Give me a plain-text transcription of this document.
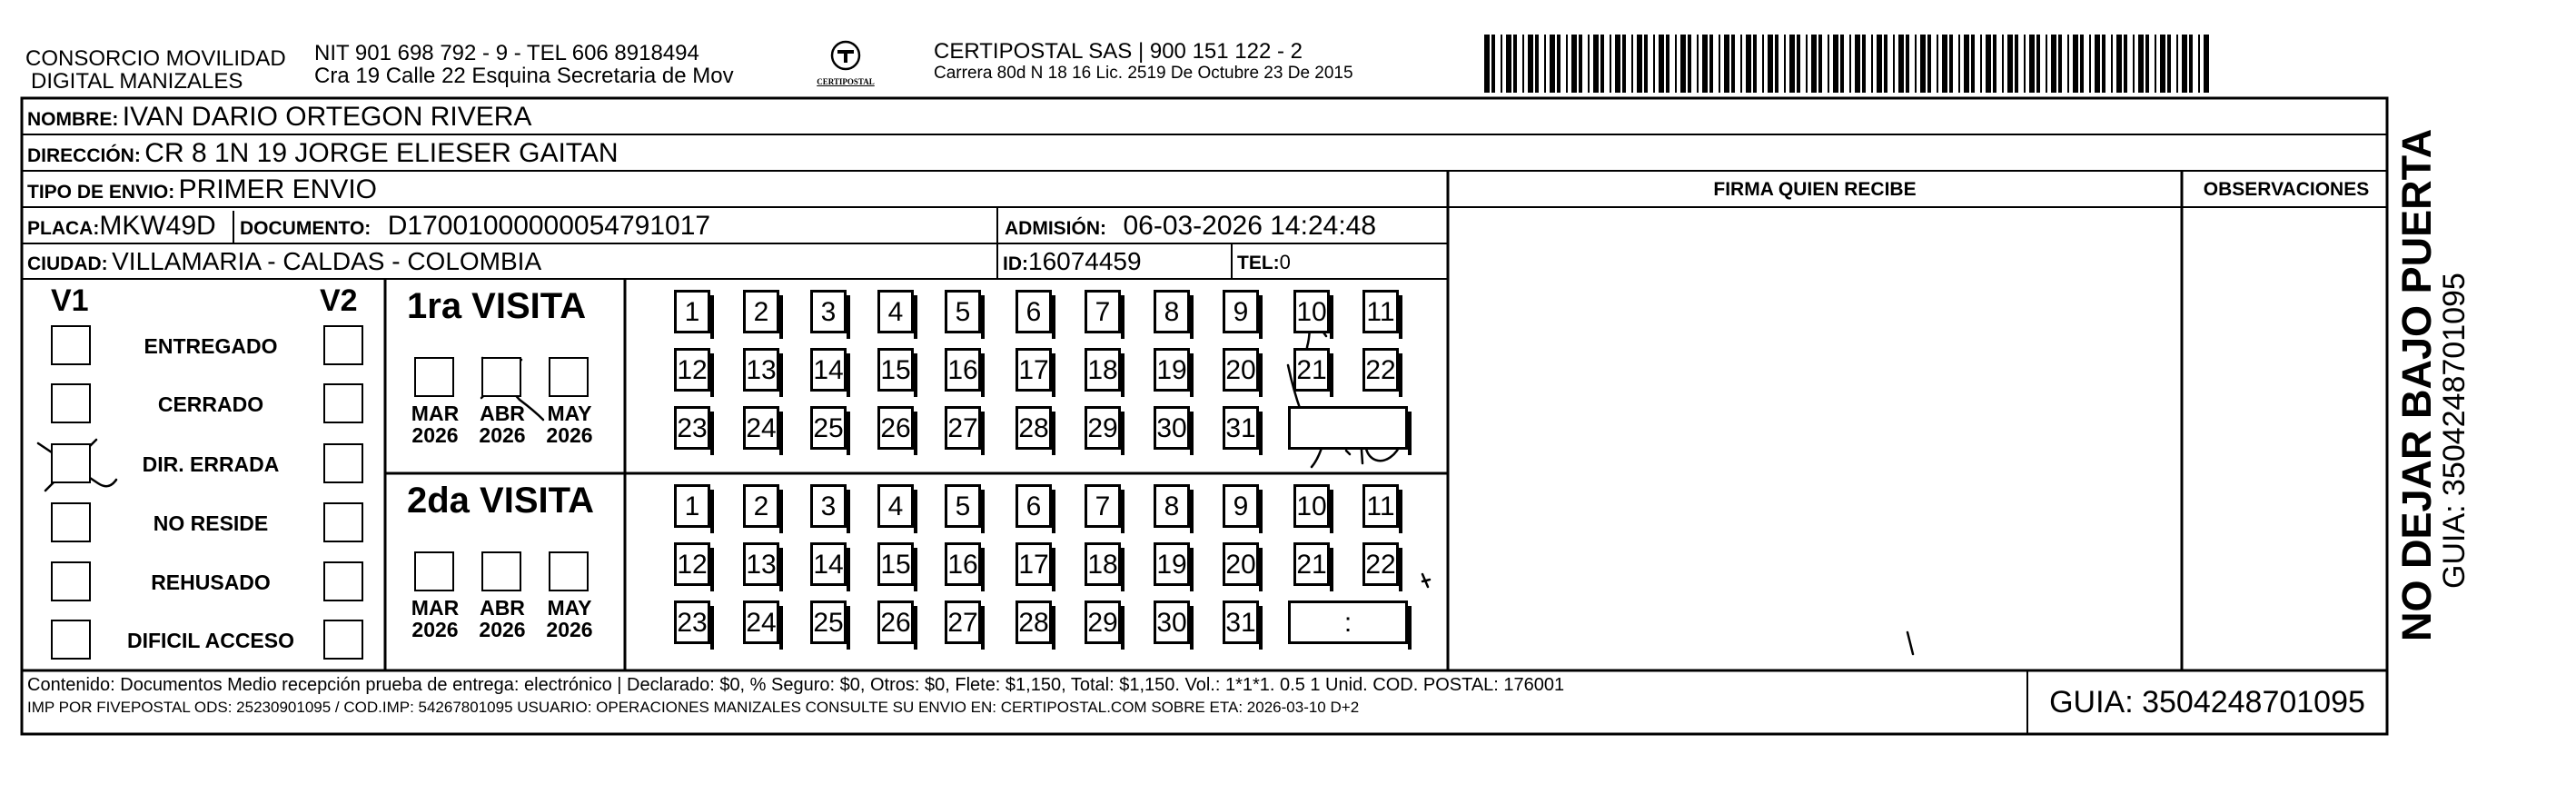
CONSORCIO MOVILIDAD
DIGITAL MANIZALES
NIT 901 698 792 - 9 - TEL 606 8918494
Cra 19 Calle 22 Esquina Secretaria de Mov	CERTIPOSTAL
CERTIPOSTAL SAS | 900 151 122 - 2
Carrera 80d N 18 16 Lic. 2519 De Octubre 23 De 2015
NOMBRE: IVAN DARIO ORTEGON RIVERA
DIRECCIÓN: CR 8 1N 19 JORGE ELIESER GAITAN
TIPO DE ENVIO: PRIMER ENVIO
PLACA:MKW49D	DOCUMENTO: D17001000000054791017	ADMISIÓN: 06-03-2026 14:24:48
CIUDAD: VILLAMARIA - CALDAS - COLOMBIA	ID:16074459	TEL:0
FIRMA QUIEN RECIBE	OBSERVACIONES
V1	V2
ENTREGADO
CERRADO
DIR. ERRADA
NO RESIDE
REHUSADO
DIFICIL ACCESO
1ra VISITA
MAR
2026
ABR
2026
MAY
2026
1	2	3	4	5	6	7	8	9	10 11
12 13 14 15 16 17 18 19 20 21 22
23 24 25 26 27 28 29 30 31
2da VISITA
MAR
2026
ABR
2026
MAY
2026
1	2	3	4	5	6	7	8	9	10 11
12 13 14 15 16 17 18 19 20 21 22
23 24 25 26 27 28 29 30 31	:
Contenido: Documentos Medio recepción prueba de entrega: electrónico | Declarado: $0, % Seguro: $0, Otros: $0, Flete: $1,150, Total: $1,150. Vol.: 1*1*1. 0.5 1 Unid. COD. POSTAL: 176001
IMP POR FIVEPOSTAL ODS: 25230901095 / COD.IMP: 54267801095 USUARIO: OPERACIONES MANIZALES CONSULTE SU ENVIO EN: CERTIPOSTAL.COM SOBRE ETA: 2026-03-10 D+2	GUIA: 3504248701095
NO DEJAR BAJO PUERTA
GUIA: 3504248701095
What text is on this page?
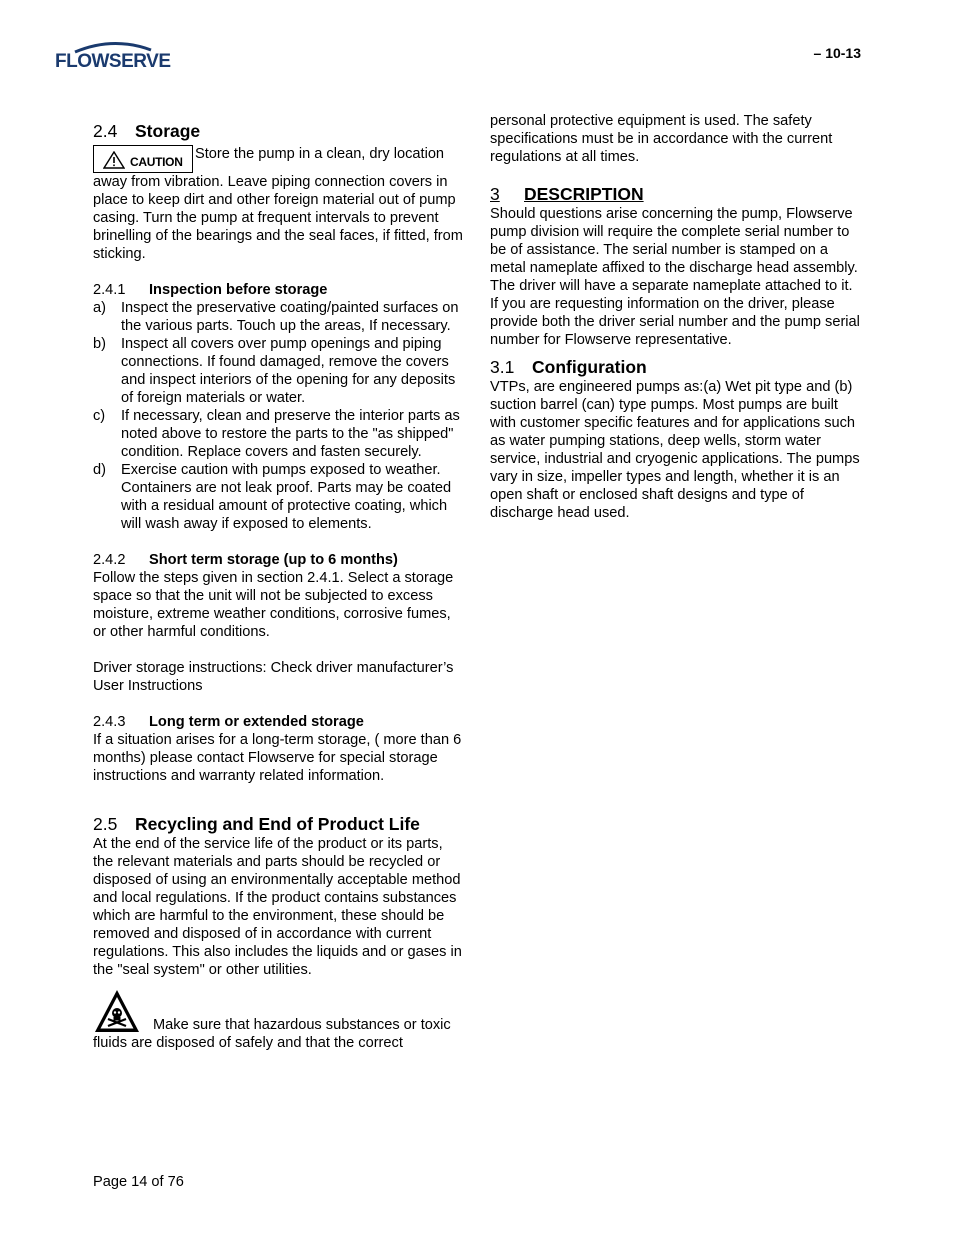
FLOWSERVE	– 10-13
2.4 Storage

CAUTION Store the pump in a clean, dry location away from vibration. Leave piping connection covers in place to keep dirt and other foreign material out of pump casing. Turn the pump at frequent intervals to prevent brinelling of the bearings and the seal faces, if fitted, from sticking.

2.4.1 Inspection before storage
a) Inspect the preservative coating/painted surfaces on the various parts. Touch up the areas, If necessary.
b) Inspect all covers over pump openings and piping connections. If found damaged, remove the covers and inspect interiors of the opening for any deposits of foreign materials or water.
c) If necessary, clean and preserve the interior parts as noted above to restore the parts to the "as shipped" condition. Replace covers and fasten securely.
d) Exercise caution with pumps exposed to weather. Containers are not leak proof. Parts may be coated with a residual amount of protective coating, which will wash away if exposed to elements.
2.4.2 Short term storage (up to 6 months)

Follow the steps given in section 2.4.1. Select a storage space so that the unit will not be subjected to excess moisture, extreme weather conditions, corrosive fumes, or other harmful conditions.

Driver storage instructions: Check driver manufacturer’s User Instructions

2.4.3 Long term or extended storage

If a situation arises for a long-term storage, ( more than 6 months) please contact Flowserve for special storage instructions and warranty related information.

2.5 Recycling and End of Product Life

At the end of the service life of the product or its parts, the relevant materials and parts should be recycled or disposed of using an environmentally acceptable method and local regulations. If the product contains substances which are harmful to the environment, these should be removed and disposed of in accordance with current regulations. This also includes the liquids and or gases in the "seal system" or other utilities.

Make sure that hazardous substances or toxic fluids are disposed of safely and that the correct

personal protective equipment is used. The safety specifications must be in accordance with the current regulations at all times.

3 DESCRIPTION

Should questions arise concerning the pump, Flowserve pump division will require the complete serial number to be of assistance. The serial number is stamped on a metal nameplate affixed to the discharge head assembly. The driver will have a separate nameplate attached to it. If you are requesting information on the driver, please provide both the driver serial number and the pump serial number for Flowserve representative.

3.1 Configuration

VTPs, are engineered pumps as:(a) Wet pit type and (b) suction barrel (can) type pumps. Most pumps are built with customer specific features and for applications such as water pumping stations, deep wells, storm water service, industrial and cryogenic applications. The pumps vary in size, impeller types and length, whether it is an open shaft or enclosed shaft designs and type of discharge head used.

Page 14 of 76
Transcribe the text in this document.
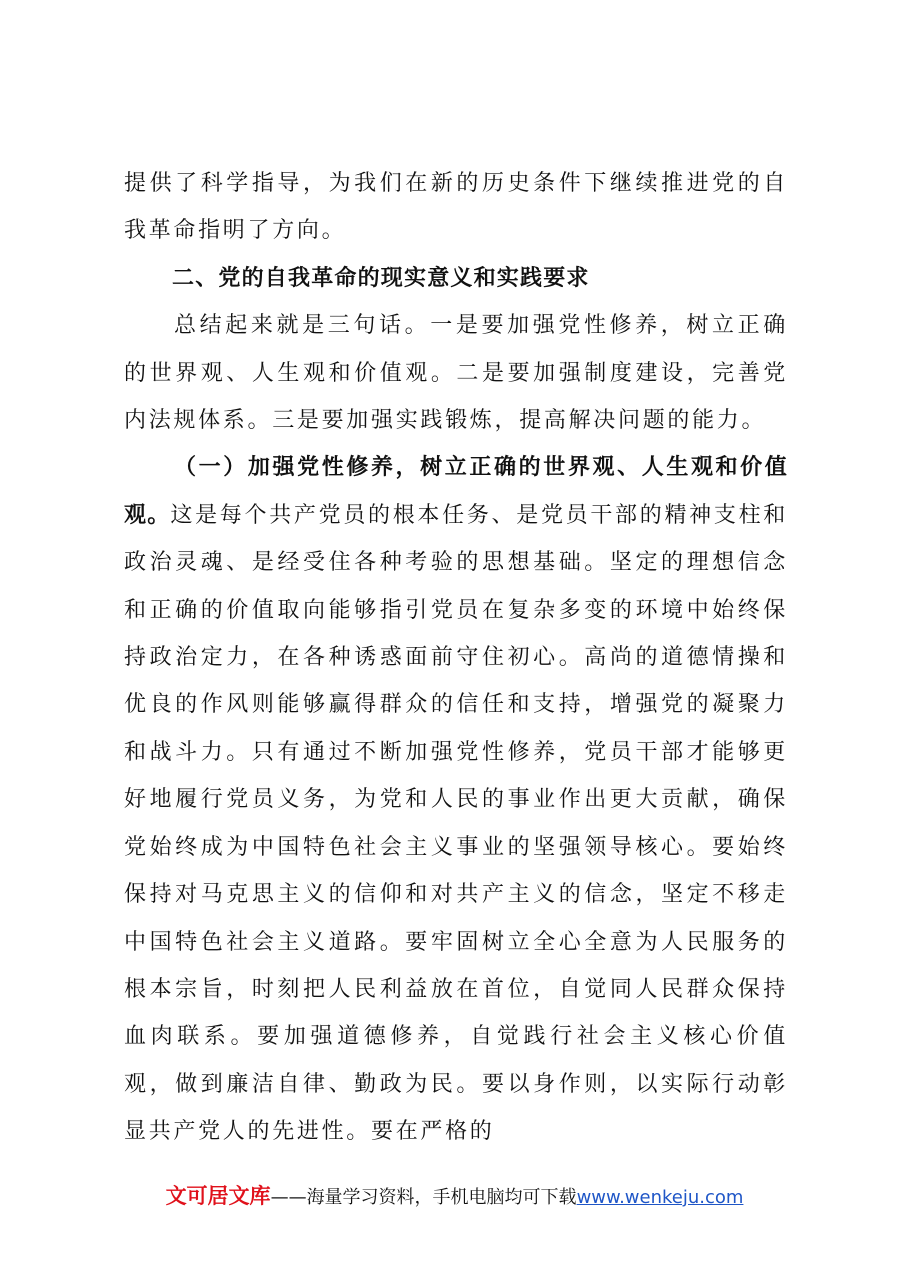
提供了科学指导，为我们在新的历史条件下继续推进党的自我革命指明了方向。

二、党的自我革命的现实意义和实践要求

总结起来就是三句话。一是要加强党性修养，树立正确的世界观、人生观和价值观。二是要加强制度建设，完善党内法规体系。三是要加强实践锻炼，提高解决问题的能力。

（一）加强党性修养，树立正确的世界观、人生观和价值观。这是每个共产党员的根本任务、是党员干部的精神支柱和政治灵魂、是经受住各种考验的思想基础。坚定的理想信念和正确的价值取向能够指引党员在复杂多变的环境中始终保持政治定力，在各种诱惑面前守住初心。高尚的道德情操和优良的作风则能够赢得群众的信任和支持，增强党的凝聚力和战斗力。只有通过不断加强党性修养，党员干部才能够更好地履行党员义务，为党和人民的事业作出更大贡献，确保党始终成为中国特色社会主义事业的坚强领导核心。要始终保持对马克思主义的信仰和对共产主义的信念，坚定不移走中国特色社会主义道路。要牢固树立全心全意为人民服务的根本宗旨，时刻把人民利益放在首位，自觉同人民群众保持血肉联系。要加强道德修养，自觉践行社会主义核心价值观，做到廉洁自律、勤政为民。要以身作则，以实际行动彰显共产党人的先进性。要在严格的

文可居文库——海量学习资料，手机电脑均可下载www.wenkeju.com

-*-*-

Omit pictures; set down the rest of the material word for word.

- Task response -
Give me a plain-text transcription of this document.
CONSORCIO MOVILIDAD
DIGITAL MANIZALES
NIT 901 698 792 - 9 - TEL 606 8918494
Cra 19 Calle 22 Esquina Secretaria de Mov	CERTIPOSTAL
CERTIPOSTAL SAS | 900 151 122 - 2
Carrera 80d N 18 16 Lic. 2519 De Octubre 23 De 2015
NOMBRE: IVAN DARIO ORTEGON RIVERA
DIRECCIÓN: CR 8 1N 19 JORGE ELIESER GAITAN
TIPO DE ENVIO: PRIMER ENVIO
PLACA:MKW49D	DOCUMENTO: D17001000000054791017	ADMISIÓN: 06-03-2026 14:24:48
CIUDAD: VILLAMARIA - CALDAS - COLOMBIA	ID:16074459	TEL:0
FIRMA QUIEN RECIBE	OBSERVACIONES
V1	V2
ENTREGADO
CERRADO
DIR. ERRADA
NO RESIDE
REHUSADO
DIFICIL ACCESO
1ra VISITA
MAR
2026
ABR
2026
MAY
2026
1	2	3	4	5	6	7	8	9	10 11
12 13 14 15 16 17 18 19 20 21 22
23 24 25 26 27 28 29 30 31
2da VISITA
MAR
2026
ABR
2026
MAY
2026
1	2	3	4	5	6	7	8	9	10 11
12 13 14 15 16 17 18 19 20 21 22
23 24 25 26 27 28 29 30 31	:
Contenido: Documentos Medio recepción prueba de entrega: electrónico | Declarado: $0, % Seguro: $0, Otros: $0, Flete: $1,150, Total: $1,150. Vol.: 1*1*1. 0.5 1 Unid. COD. POSTAL: 176001
IMP POR FIVEPOSTAL ODS: 25230901095 / COD.IMP: 54267801095 USUARIO: OPERACIONES MANIZALES CONSULTE SU ENVIO EN: CERTIPOSTAL.COM SOBRE ETA: 2026-03-10 D+2	GUIA: 3504248701095
NO DEJAR BAJO PUERTA
GUIA: 3504248701095
What text is on this page?
FLOWSERVE	– 10-13
2.4 Storage

CAUTION Store the pump in a clean, dry location away from vibration. Leave piping connection covers in place to keep dirt and other foreign material out of pump casing. Turn the pump at frequent intervals to prevent brinelling of the bearings and the seal faces, if fitted, from sticking.

2.4.1 Inspection before storage
a) Inspect the preservative coating/painted surfaces on the various parts. Touch up the areas, If necessary.
b) Inspect all covers over pump openings and piping connections. If found damaged, remove the covers and inspect interiors of the opening for any deposits of foreign materials or water.
c) If necessary, clean and preserve the interior parts as noted above to restore the parts to the "as shipped" condition. Replace covers and fasten securely.
d) Exercise caution with pumps exposed to weather. Containers are not leak proof. Parts may be coated with a residual amount of protective coating, which will wash away if exposed to elements.
2.4.2 Short term storage (up to 6 months)

Follow the steps given in section 2.4.1. Select a storage space so that the unit will not be subjected to excess moisture, extreme weather conditions, corrosive fumes, or other harmful conditions.

Driver storage instructions: Check driver manufacturer’s User Instructions

2.4.3 Long term or extended storage

If a situation arises for a long-term storage, ( more than 6 months) please contact Flowserve for special storage instructions and warranty related information.

2.5 Recycling and End of Product Life

At the end of the service life of the product or its parts, the relevant materials and parts should be recycled or disposed of using an environmentally acceptable method and local regulations. If the product contains substances which are harmful to the environment, these should be removed and disposed of in accordance with current regulations. This also includes the liquids and or gases in the "seal system" or other utilities.

Make sure that hazardous substances or toxic fluids are disposed of safely and that the correct

personal protective equipment is used. The safety specifications must be in accordance with the current regulations at all times.

3 DESCRIPTION

Should questions arise concerning the pump, Flowserve pump division will require the complete serial number to be of assistance. The serial number is stamped on a metal nameplate affixed to the discharge head assembly. The driver will have a separate nameplate attached to it. If you are requesting information on the driver, please provide both the driver serial number and the pump serial number for Flowserve representative.

3.1 Configuration

VTPs, are engineered pumps as:(a) Wet pit type and (b) suction barrel (can) type pumps. Most pumps are built with customer specific features and for applications such as water pumping stations, deep wells, storm water service, industrial and cryogenic applications. The pumps vary in size, impeller types and length, whether it is an open shaft or enclosed shaft designs and type of discharge head used.

Page 14 of 76
Transcribe the text in this document.
提供了科学指导，为我们在新的历史条件下继续推进党的自我革命指明了方向。

二、党的自我革命的现实意义和实践要求

总结起来就是三句话。一是要加强党性修养，树立正确的世界观、人生观和价值观。二是要加强制度建设，完善党内法规体系。三是要加强实践锻炼，提高解决问题的能力。

（一）加强党性修养，树立正确的世界观、人生观和价值观。这是每个共产党员的根本任务、是党员干部的精神支柱和政治灵魂、是经受住各种考验的思想基础。坚定的理想信念和正确的价值取向能够指引党员在复杂多变的环境中始终保持政治定力，在各种诱惑面前守住初心。高尚的道德情操和优良的作风则能够赢得群众的信任和支持，增强党的凝聚力和战斗力。只有通过不断加强党性修养，党员干部才能够更好地履行党员义务，为党和人民的事业作出更大贡献，确保党始终成为中国特色社会主义事业的坚强领导核心。要始终保持对马克思主义的信仰和对共产主义的信念，坚定不移走中国特色社会主义道路。要牢固树立全心全意为人民服务的根本宗旨，时刻把人民利益放在首位，自觉同人民群众保持血肉联系。要加强道德修养，自觉践行社会主义核心价值观，做到廉洁自律、勤政为民。要以身作则，以实际行动彰显共产党人的先进性。要在严格的

文可居文库——海量学习资料，手机电脑均可下载www.wenkeju.com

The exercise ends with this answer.